# Stored entries

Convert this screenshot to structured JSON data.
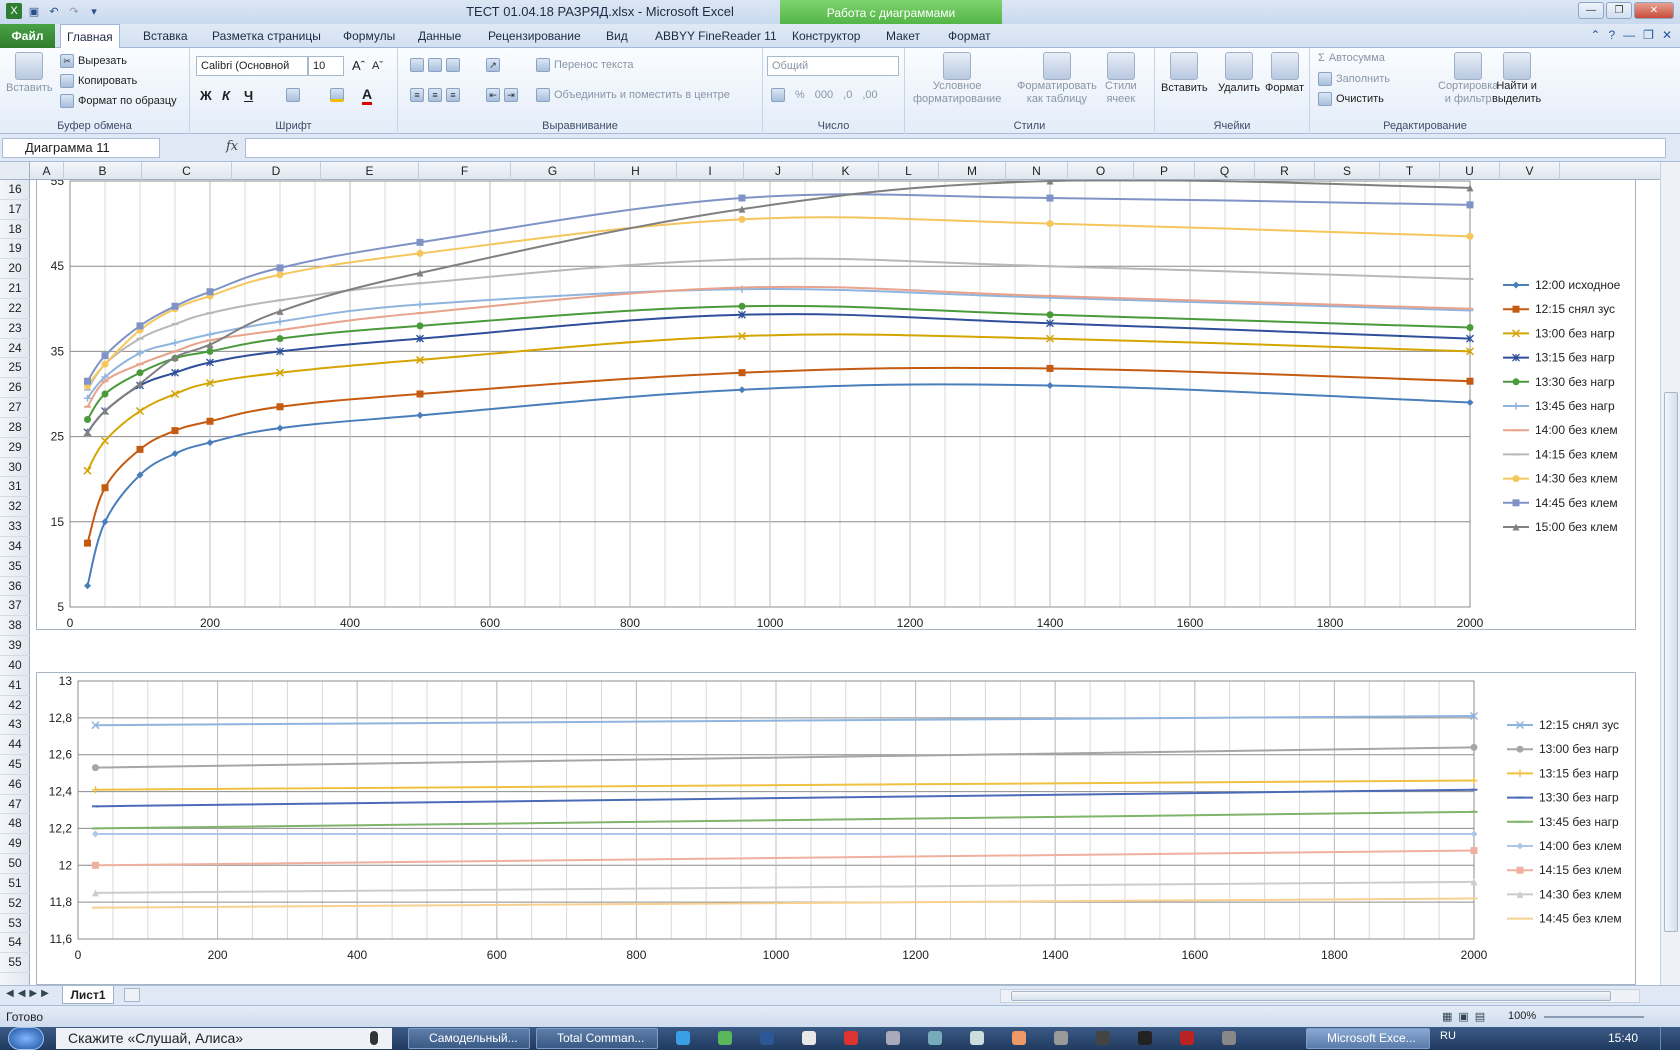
{
  "window": {
    "title": "ТЕСТ 01.04.18 РАЗРЯД.xlsx  -  Microsoft Excel",
    "context_group": "Работа с диаграммами"
  },
  "tabs": [
    {
      "label": "Файл"
    },
    {
      "label": "Главная"
    },
    {
      "label": "Вставка"
    },
    {
      "label": "Разметка страницы"
    },
    {
      "label": "Формулы"
    },
    {
      "label": "Данные"
    },
    {
      "label": "Рецензирование"
    },
    {
      "label": "Вид"
    },
    {
      "label": "ABBYY FineReader 11"
    },
    {
      "label": "Конструктор"
    },
    {
      "label": "Макет"
    },
    {
      "label": "Формат"
    }
  ],
  "ribbon": {
    "clipboard": {
      "paste": "Вставить",
      "cut": "Вырезать",
      "copy": "Копировать",
      "format_painter": "Формат по образцу",
      "label": "Буфер обмена"
    },
    "font": {
      "name": "Calibri (Основной",
      "size": "10",
      "bold": "Ж",
      "italic": "К",
      "underline": "Ч",
      "label": "Шрифт"
    },
    "alignment": {
      "wrap": "Перенос текста",
      "merge": "Объединить и поместить в центре",
      "label": "Выравнивание"
    },
    "number": {
      "format": "Общий",
      "label": "Число"
    },
    "styles": {
      "conditional_1": "Условное",
      "conditional_2": "форматирование",
      "as_table_1": "Форматировать",
      "as_table_2": "как таблицу",
      "cell_styles_1": "Стили",
      "cell_styles_2": "ячеек",
      "label": "Стили"
    },
    "cells": {
      "insert": "Вставить",
      "delete": "Удалить",
      "format": "Формат",
      "label": "Ячейки"
    },
    "editing": {
      "autosum": "Автосумма",
      "fill": "Заполнить",
      "clear": "Очистить",
      "sort_1": "Сортировка",
      "sort_2": "и фильтр",
      "find_1": "Найти и",
      "find_2": "выделить",
      "label": "Редактирование"
    }
  },
  "formula_bar": {
    "name_box": "Диаграмма 11",
    "fx": "fx",
    "value": ""
  },
  "columns": [
    "A",
    "B",
    "C",
    "D",
    "E",
    "F",
    "G",
    "H",
    "I",
    "J",
    "K",
    "L",
    "M",
    "N",
    "O",
    "P",
    "Q",
    "R",
    "S",
    "T",
    "U",
    "V"
  ],
  "rows": [
    "16",
    "17",
    "18",
    "19",
    "20",
    "21",
    "22",
    "23",
    "24",
    "25",
    "26",
    "27",
    "28",
    "29",
    "30",
    "31",
    "32",
    "33",
    "34",
    "35",
    "36",
    "37",
    "38",
    "39",
    "40",
    "41",
    "42",
    "43",
    "44",
    "45",
    "46",
    "47",
    "48",
    "49",
    "50",
    "51",
    "52",
    "53",
    "54",
    "55"
  ],
  "chart_data": [
    {
      "type": "line",
      "x": [
        25,
        50,
        100,
        150,
        200,
        300,
        500,
        960,
        1400,
        2000
      ],
      "xlim": [
        0,
        2000
      ],
      "xticks": [
        "0",
        "200",
        "400",
        "600",
        "800",
        "1000",
        "1200",
        "1400",
        "1600",
        "1800",
        "2000"
      ],
      "ylim": [
        5,
        55
      ],
      "yticks": [
        "5",
        "15",
        "25",
        "35",
        "45",
        "55"
      ],
      "grid": true,
      "legend": "right",
      "series": [
        {
          "name": "12:00 исходное",
          "color": "#4a7ebb",
          "marker": "diamond",
          "values": [
            7.5,
            15,
            20.5,
            23,
            24.3,
            26,
            27.5,
            30.5,
            31,
            29
          ]
        },
        {
          "name": "12:15 снял зус",
          "color": "#c55a11",
          "marker": "square",
          "values": [
            12.5,
            19,
            23.5,
            25.7,
            26.8,
            28.5,
            30,
            32.5,
            33,
            31.5
          ]
        },
        {
          "name": "13:00 без нагр",
          "color": "#d4a500",
          "marker": "x",
          "values": [
            21,
            24.5,
            28,
            30,
            31.3,
            32.5,
            34,
            36.8,
            36.5,
            35
          ]
        },
        {
          "name": "13:15 без нагр",
          "color": "#2f4f9a",
          "marker": "star",
          "values": [
            25.5,
            28,
            31,
            32.5,
            33.7,
            35,
            36.5,
            39.3,
            38.3,
            36.5
          ]
        },
        {
          "name": "13:30 без нагр",
          "color": "#4a9a3c",
          "marker": "circle",
          "values": [
            27,
            30,
            32.5,
            34.2,
            35,
            36.5,
            38,
            40.3,
            39.3,
            37.8
          ]
        },
        {
          "name": "13:45 без нагр",
          "color": "#8fb4de",
          "marker": "plus",
          "values": [
            29.5,
            32,
            34.8,
            36,
            37,
            38.5,
            40.5,
            42.3,
            41.3,
            39.8
          ]
        },
        {
          "name": "14:00 без клем",
          "color": "#e9a38c",
          "marker": "dash",
          "values": [
            28.5,
            31.5,
            33.5,
            35,
            36.3,
            37.5,
            39.5,
            42.5,
            41.5,
            40
          ]
        },
        {
          "name": "14:15 без клем",
          "color": "#b8b8b8",
          "marker": "dash",
          "values": [
            30.5,
            33.5,
            36.5,
            38.2,
            39.5,
            41,
            43,
            45.8,
            45,
            43.5
          ]
        },
        {
          "name": "14:30 без клем",
          "color": "#f5c65c",
          "marker": "circle",
          "values": [
            31,
            33.5,
            37.5,
            40,
            41.5,
            44,
            46.5,
            50.5,
            50,
            48.5
          ]
        },
        {
          "name": "14:45 без клем",
          "color": "#7f93c6",
          "marker": "square",
          "values": [
            31.5,
            34.5,
            38,
            40.3,
            42,
            44.8,
            47.8,
            53,
            53,
            52.2
          ]
        },
        {
          "name": "15:00 без клем",
          "color": "#808080",
          "marker": "triangle",
          "values": [
            25.5,
            28,
            31.2,
            34.3,
            35.8,
            39.7,
            44.2,
            51.7,
            55,
            54.2
          ]
        }
      ]
    },
    {
      "type": "line",
      "x": [
        25,
        2000
      ],
      "xlim": [
        0,
        2000
      ],
      "xticks": [
        "0",
        "200",
        "400",
        "600",
        "800",
        "1000",
        "1200",
        "1400",
        "1600",
        "1800",
        "2000"
      ],
      "ylim": [
        11.6,
        13
      ],
      "yticks": [
        "11,6",
        "11,8",
        "12",
        "12,2",
        "12,4",
        "12,6",
        "12,8",
        "13"
      ],
      "grid": true,
      "legend": "right",
      "series": [
        {
          "name": "12:15 снял зус",
          "color": "#8fb4de",
          "marker": "x",
          "values": [
            12.76,
            12.81
          ]
        },
        {
          "name": "13:00 без нагр",
          "color": "#a6a6a6",
          "marker": "circle",
          "values": [
            12.53,
            12.64
          ]
        },
        {
          "name": "13:15 без нагр",
          "color": "#f0c040",
          "marker": "plus",
          "values": [
            12.41,
            12.46
          ]
        },
        {
          "name": "13:30 без нагр",
          "color": "#4b6bb8",
          "marker": "dash",
          "values": [
            12.32,
            12.41
          ]
        },
        {
          "name": "13:45 без нагр",
          "color": "#7fb46a",
          "marker": "dash",
          "values": [
            12.2,
            12.29
          ]
        },
        {
          "name": "14:00 без клем",
          "color": "#aec7e8",
          "marker": "diamond",
          "values": [
            12.17,
            12.17
          ]
        },
        {
          "name": "14:15 без клем",
          "color": "#f0b0a0",
          "marker": "square",
          "values": [
            12,
            12.08
          ]
        },
        {
          "name": "14:30 без клем",
          "color": "#cccccc",
          "marker": "triangle",
          "values": [
            11.85,
            11.91
          ]
        },
        {
          "name": "14:45 без клем",
          "color": "#f8d090",
          "marker": "dash",
          "values": [
            11.77,
            11.82
          ]
        }
      ]
    }
  ],
  "sheet_tab": "Лист1",
  "status": {
    "ready": "Готово",
    "zoom": "100%"
  },
  "taskbar": {
    "search": "Скажите «Слушай, Алиса»",
    "tasks": [
      "Самодельный...",
      "Total Comman...",
      "Microsoft Exce..."
    ],
    "lang": "RU",
    "clock": "15:40"
  }
}
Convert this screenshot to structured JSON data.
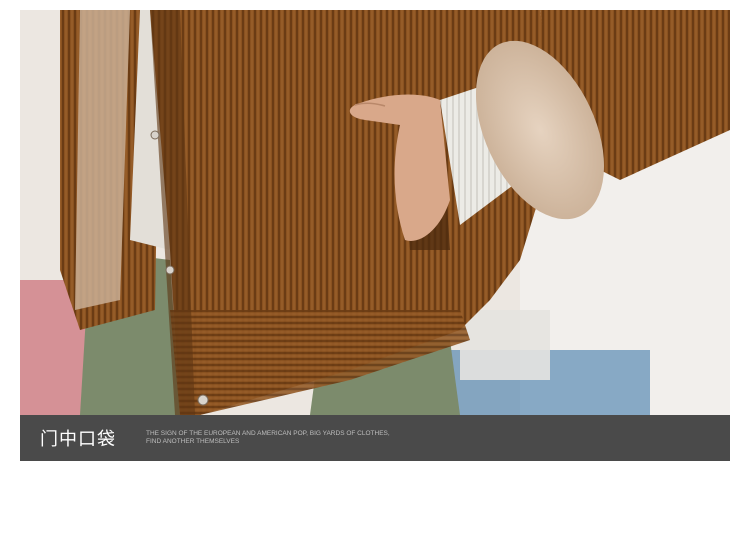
{
  "photo": {
    "subject": "brown corduroy jacket with hand in front pocket",
    "colors": {
      "corduroy": "#8a5220",
      "corduroy_dark": "#5e3512",
      "fur_lining": "#d9c3ad",
      "knit_sleeve": "#ecebe6",
      "pants": "#7c8b6c",
      "skin": "#d9a88a",
      "background": "#ece7e1"
    }
  },
  "caption": {
    "title": "门中口袋",
    "subtitle_line1": "THE SIGN OF THE EUROPEAN AND AMERICAN POP, BIG YARDS OF CLOTHES,",
    "subtitle_line2": "FIND ANOTHER THEMSELVES"
  }
}
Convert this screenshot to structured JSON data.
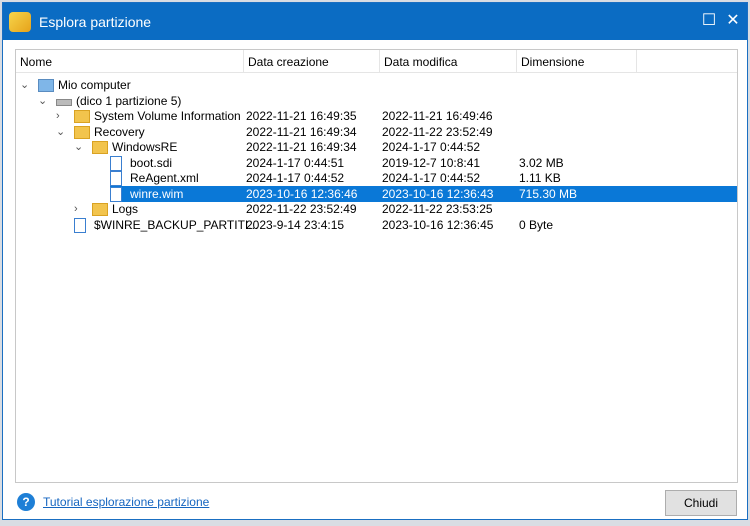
{
  "window": {
    "title": "Esplora partizione"
  },
  "columns": [
    "Nome",
    "Data creazione",
    "Data modifica",
    "Dimensione"
  ],
  "rows": [
    {
      "name": "Mio computer",
      "created": "",
      "modified": "",
      "size": "",
      "icon": "computer-icon",
      "level": 0,
      "expander": "expanded"
    },
    {
      "name": "(dico 1 partizione 5)",
      "created": "",
      "modified": "",
      "size": "",
      "icon": "drive-icon",
      "level": 1,
      "expander": "expanded"
    },
    {
      "name": "System Volume Information",
      "created": "2022-11-21 16:49:35",
      "modified": "2022-11-21 16:49:46",
      "size": "",
      "icon": "folder-icon",
      "level": 2,
      "expander": "collapsed"
    },
    {
      "name": "Recovery",
      "created": "2022-11-21 16:49:34",
      "modified": "2022-11-22 23:52:49",
      "size": "",
      "icon": "folder-icon",
      "level": 2,
      "expander": "expanded"
    },
    {
      "name": "WindowsRE",
      "created": "2022-11-21 16:49:34",
      "modified": "2024-1-17 0:44:52",
      "size": "",
      "icon": "folder-icon",
      "level": 3,
      "expander": "expanded"
    },
    {
      "name": "boot.sdi",
      "created": "2024-1-17 0:44:51",
      "modified": "2019-12-7 10:8:41",
      "size": "3.02 MB",
      "icon": "file-icon",
      "level": 4,
      "expander": ""
    },
    {
      "name": "ReAgent.xml",
      "created": "2024-1-17 0:44:52",
      "modified": "2024-1-17 0:44:52",
      "size": "1.11 KB",
      "icon": "file-icon",
      "level": 4,
      "expander": ""
    },
    {
      "name": "winre.wim",
      "created": "2023-10-16 12:36:46",
      "modified": "2023-10-16 12:36:43",
      "size": "715.30 MB",
      "icon": "file-icon",
      "level": 4,
      "expander": "",
      "selected": true
    },
    {
      "name": "Logs",
      "created": "2022-11-22 23:52:49",
      "modified": "2022-11-22 23:53:25",
      "size": "",
      "icon": "folder-icon",
      "level": 3,
      "expander": "collapsed"
    },
    {
      "name": "$WINRE_BACKUP_PARTITI...",
      "created": "2023-9-14 23:4:15",
      "modified": "2023-10-16 12:36:45",
      "size": "0 Byte",
      "icon": "file-icon",
      "level": 2,
      "expander": ""
    }
  ],
  "footer": {
    "help_link": "Tutorial esplorazione partizione",
    "close_button": "Chiudi"
  }
}
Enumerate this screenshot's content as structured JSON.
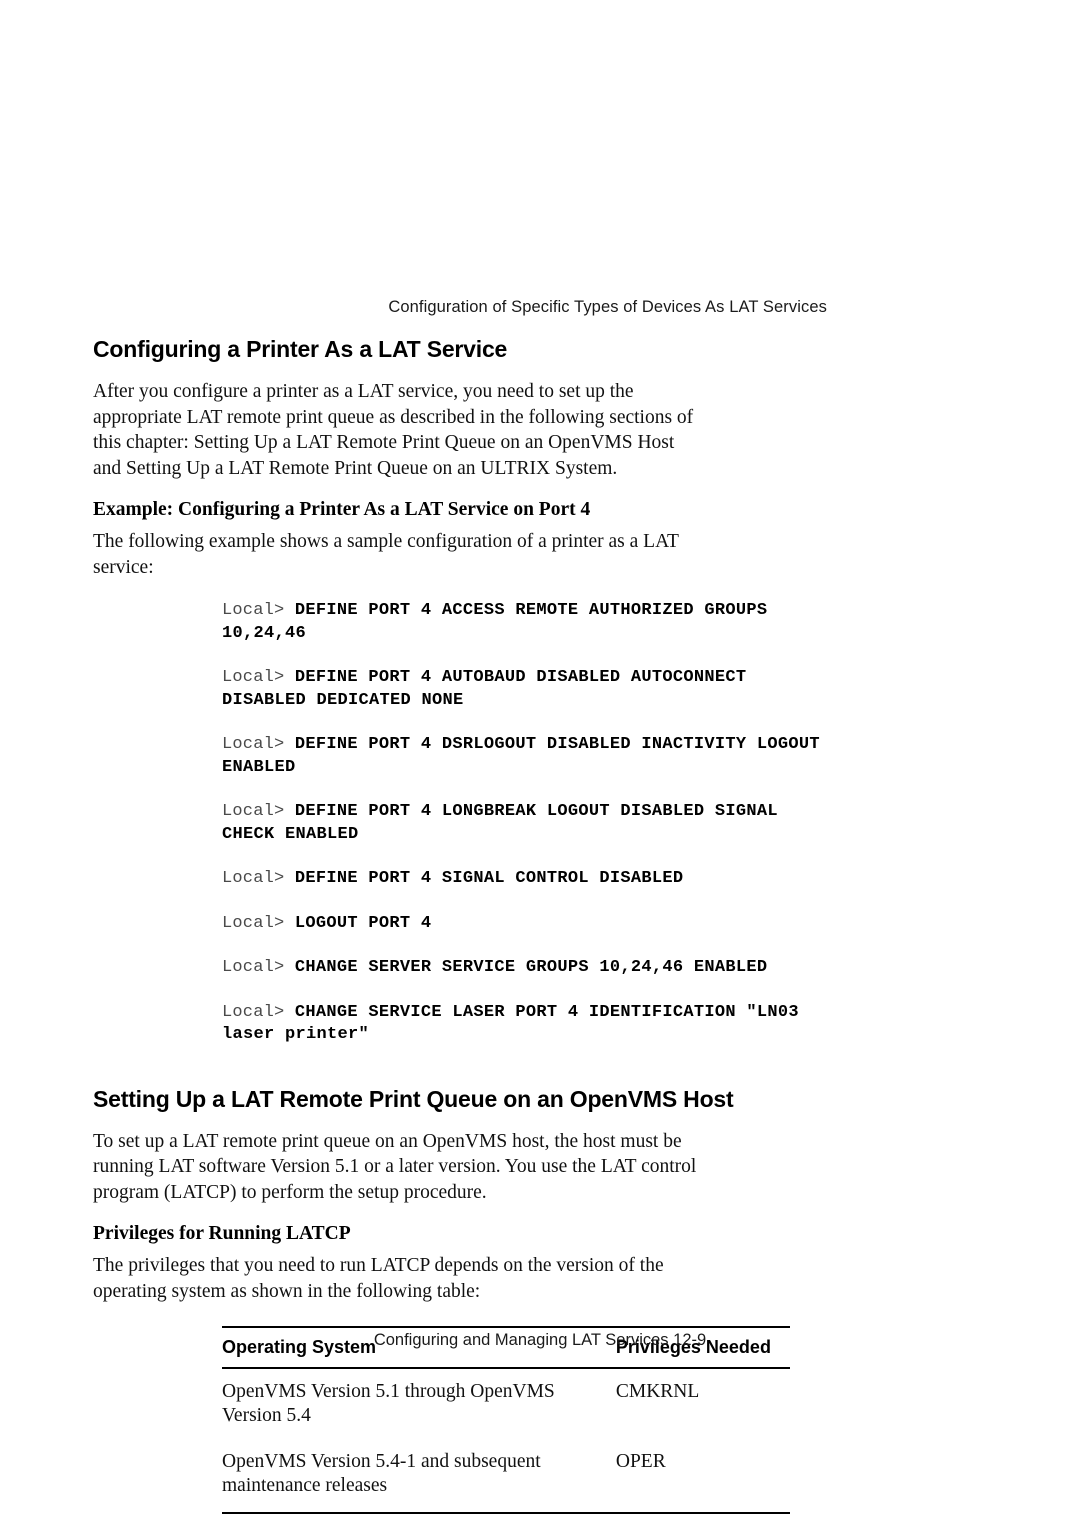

# Goal of the exercise
Search the data above for the string "Microsoft" and copy each line that has it.

# Worked answer
    "title": "ТЕСТ 01.04.18 РАЗРЯД.xlsx  -  Microsoft Excel",
      "Microsoft Exce..."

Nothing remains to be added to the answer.